Data records
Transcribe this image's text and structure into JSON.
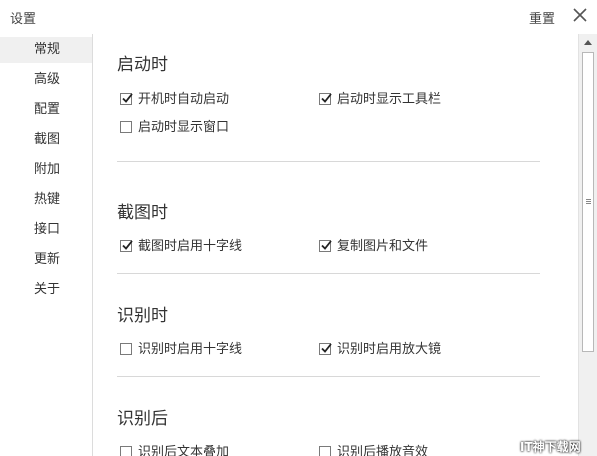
{
  "window": {
    "title": "设置",
    "reset_label": "重置"
  },
  "sidebar": {
    "items": [
      {
        "label": "常规",
        "active": true
      },
      {
        "label": "高级"
      },
      {
        "label": "配置"
      },
      {
        "label": "截图"
      },
      {
        "label": "附加"
      },
      {
        "label": "热键"
      },
      {
        "label": "接口"
      },
      {
        "label": "更新"
      },
      {
        "label": "关于"
      }
    ]
  },
  "sections": [
    {
      "title": "启动时",
      "options": [
        {
          "label": "开机时自动启动",
          "checked": true
        },
        {
          "label": "启动时显示工具栏",
          "checked": true
        },
        {
          "label": "启动时显示窗口",
          "checked": false
        }
      ]
    },
    {
      "title": "截图时",
      "options": [
        {
          "label": "截图时启用十字线",
          "checked": true
        },
        {
          "label": "复制图片和文件",
          "checked": true
        }
      ]
    },
    {
      "title": "识别时",
      "options": [
        {
          "label": "识别时启用十字线",
          "checked": false
        },
        {
          "label": "识别时启用放大镜",
          "checked": true
        }
      ]
    },
    {
      "title": "识别后",
      "options": [
        {
          "label": "识别后文本叠加",
          "checked": false
        },
        {
          "label": "识别后播放音效",
          "checked": false
        }
      ]
    }
  ],
  "watermark": "IT神下载网"
}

* [Exercise brief] Please repeat the entries exactly. Do not include the pictures.

* [Task output]
Transcribe this image's text and structure into JSON.
{
  "window": {
    "title": "设置",
    "reset_label": "重置"
  },
  "sidebar": {
    "items": [
      {
        "label": "常规",
        "active": true
      },
      {
        "label": "高级"
      },
      {
        "label": "配置"
      },
      {
        "label": "截图"
      },
      {
        "label": "附加"
      },
      {
        "label": "热键"
      },
      {
        "label": "接口"
      },
      {
        "label": "更新"
      },
      {
        "label": "关于"
      }
    ]
  },
  "sections": [
    {
      "title": "启动时",
      "options": [
        {
          "label": "开机时自动启动",
          "checked": true
        },
        {
          "label": "启动时显示工具栏",
          "checked": true
        },
        {
          "label": "启动时显示窗口",
          "checked": false
        }
      ]
    },
    {
      "title": "截图时",
      "options": [
        {
          "label": "截图时启用十字线",
          "checked": true
        },
        {
          "label": "复制图片和文件",
          "checked": true
        }
      ]
    },
    {
      "title": "识别时",
      "options": [
        {
          "label": "识别时启用十字线",
          "checked": false
        },
        {
          "label": "识别时启用放大镜",
          "checked": true
        }
      ]
    },
    {
      "title": "识别后",
      "options": [
        {
          "label": "识别后文本叠加",
          "checked": false
        },
        {
          "label": "识别后播放音效",
          "checked": false
        }
      ]
    }
  ],
  "watermark": "IT神下载网"
}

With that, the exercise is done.